(SHORT PROBLEM):
Count how many lines of the data below contain the string "Calls", matching case exactly, and reply with only that number.

Start RECORDED INFORMATION

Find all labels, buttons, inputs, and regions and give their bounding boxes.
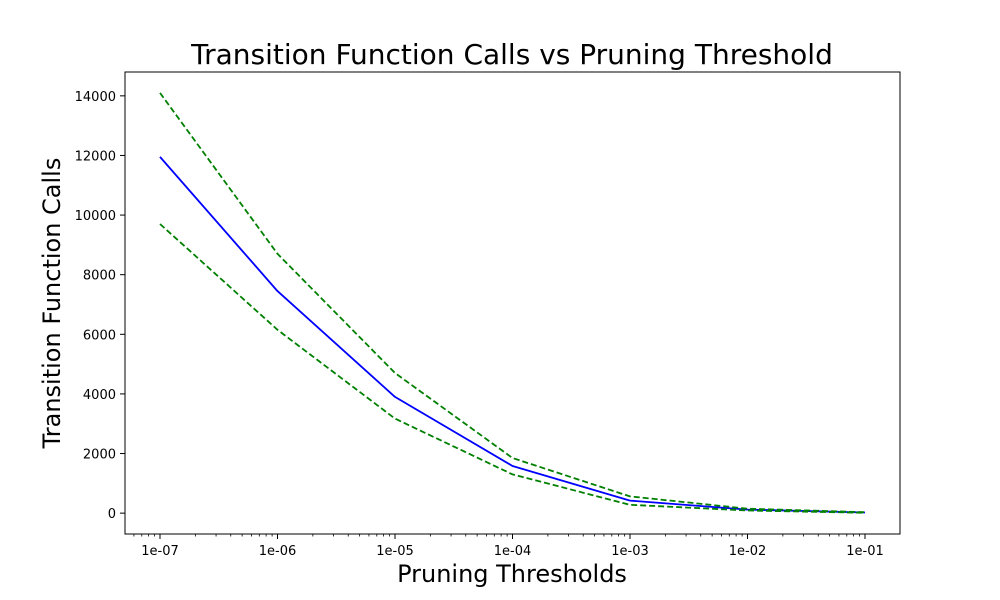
x-tick-label: 1e-06 [259, 544, 297, 559]
y-tick-label: 2000 [83, 448, 116, 463]
x-tick-label: 1e-01 [846, 544, 884, 559]
x-tick-label: 1e-07 [141, 544, 179, 559]
series-line-upper-bound [159, 92, 866, 514]
y-tick-label: 4000 [83, 388, 116, 403]
x-minor-ticks [133, 534, 861, 537]
x-tick-label: 1e-04 [494, 544, 532, 559]
y-tick-label: 6000 [83, 328, 116, 343]
series-line-lower-bound [159, 223, 866, 514]
series-layer [159, 92, 866, 514]
y-tick-label: 14000 [75, 90, 116, 105]
y-axis-ticks: 0 2000 4000 6000 8000 10000 12000 14000 [75, 90, 125, 522]
x-axis-ticks: 1e-07 1e-06 1e-05 1e-04 1e-03 1e-02 1e-01 [141, 534, 884, 559]
x-tick-label: 1e-02 [729, 544, 767, 559]
y-tick-label: 8000 [83, 269, 116, 284]
series-line-mean [159, 156, 866, 514]
x-tick-label: 1e-03 [611, 544, 649, 559]
y-axis-label: Transition Function Calls [38, 158, 66, 450]
x-axis-label: Pruning Thresholds [397, 560, 627, 588]
plot-area-frame [124, 71, 901, 535]
x-tick-label: 1e-05 [376, 544, 414, 559]
chart-title: Transition Function Calls vs Pruning Thr… [190, 38, 833, 71]
y-tick-label: 12000 [75, 149, 116, 164]
y-tick-label: 10000 [75, 209, 116, 224]
y-tick-label: 0 [108, 507, 116, 522]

End RECORDED INFORMATION

(RESPONSE TO THE EXERCISE):
2